EXERCISE REQUIREMENTS
Reproduce every entry that follows word for word, but omit the images.

DATASET RECORDS
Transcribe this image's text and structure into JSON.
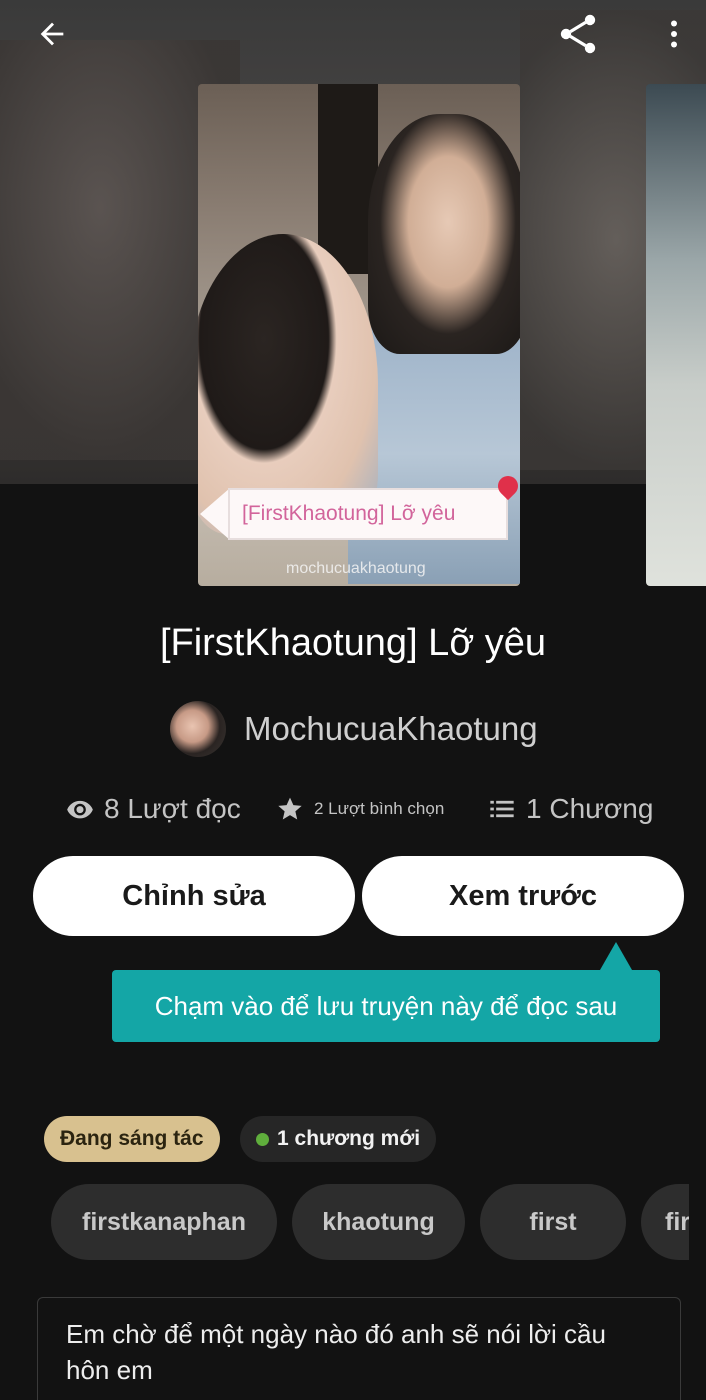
{
  "header": {
    "back_icon": "arrow-left-icon",
    "share_icon": "share-icon",
    "more_icon": "more-vertical-icon"
  },
  "cover": {
    "title_tag": "[FirstKhaotung] Lỡ yêu",
    "watermark": "mochucuakhaotung"
  },
  "story": {
    "title": "[FirstKhaotung] Lỡ yêu",
    "author": "MochucuaKhaotung"
  },
  "stats": {
    "reads": "8 Lượt đọc",
    "votes": "2 Lượt bình chọn",
    "parts": "1 Chương"
  },
  "actions": {
    "edit_label": "Chỉnh sửa",
    "preview_label": "Xem trước"
  },
  "tooltip": {
    "text": "Chạm vào để lưu truyện này để đọc sau"
  },
  "badges": {
    "status": "Đang sáng tác",
    "new_parts": "1 chương mới"
  },
  "tags": [
    "firstkanaphan",
    "khaotung",
    "first",
    "fir"
  ],
  "description": "Em chờ để một ngày nào đó anh sẽ nói lời cầu hôn em",
  "colors": {
    "background": "#121212",
    "tooltip": "#14a6a6",
    "status_badge": "#d8c18f",
    "new_dot": "#5fae3c",
    "tag_bg": "#2d2d2d"
  }
}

WRITTEN SOLUTION
Transcribe this image's text and structure into JSON.
{
  "header": {
    "back_icon": "arrow-left-icon",
    "share_icon": "share-icon",
    "more_icon": "more-vertical-icon"
  },
  "cover": {
    "title_tag": "[FirstKhaotung] Lỡ yêu",
    "watermark": "mochucuakhaotung"
  },
  "story": {
    "title": "[FirstKhaotung] Lỡ yêu",
    "author": "MochucuaKhaotung"
  },
  "stats": {
    "reads": "8 Lượt đọc",
    "votes": "2 Lượt bình chọn",
    "parts": "1 Chương"
  },
  "actions": {
    "edit_label": "Chỉnh sửa",
    "preview_label": "Xem trước"
  },
  "tooltip": {
    "text": "Chạm vào để lưu truyện này để đọc sau"
  },
  "badges": {
    "status": "Đang sáng tác",
    "new_parts": "1 chương mới"
  },
  "tags": [
    "firstkanaphan",
    "khaotung",
    "first",
    "fir"
  ],
  "description": "Em chờ để một ngày nào đó anh sẽ nói lời cầu hôn em",
  "colors": {
    "background": "#121212",
    "tooltip": "#14a6a6",
    "status_badge": "#d8c18f",
    "new_dot": "#5fae3c",
    "tag_bg": "#2d2d2d"
  }
}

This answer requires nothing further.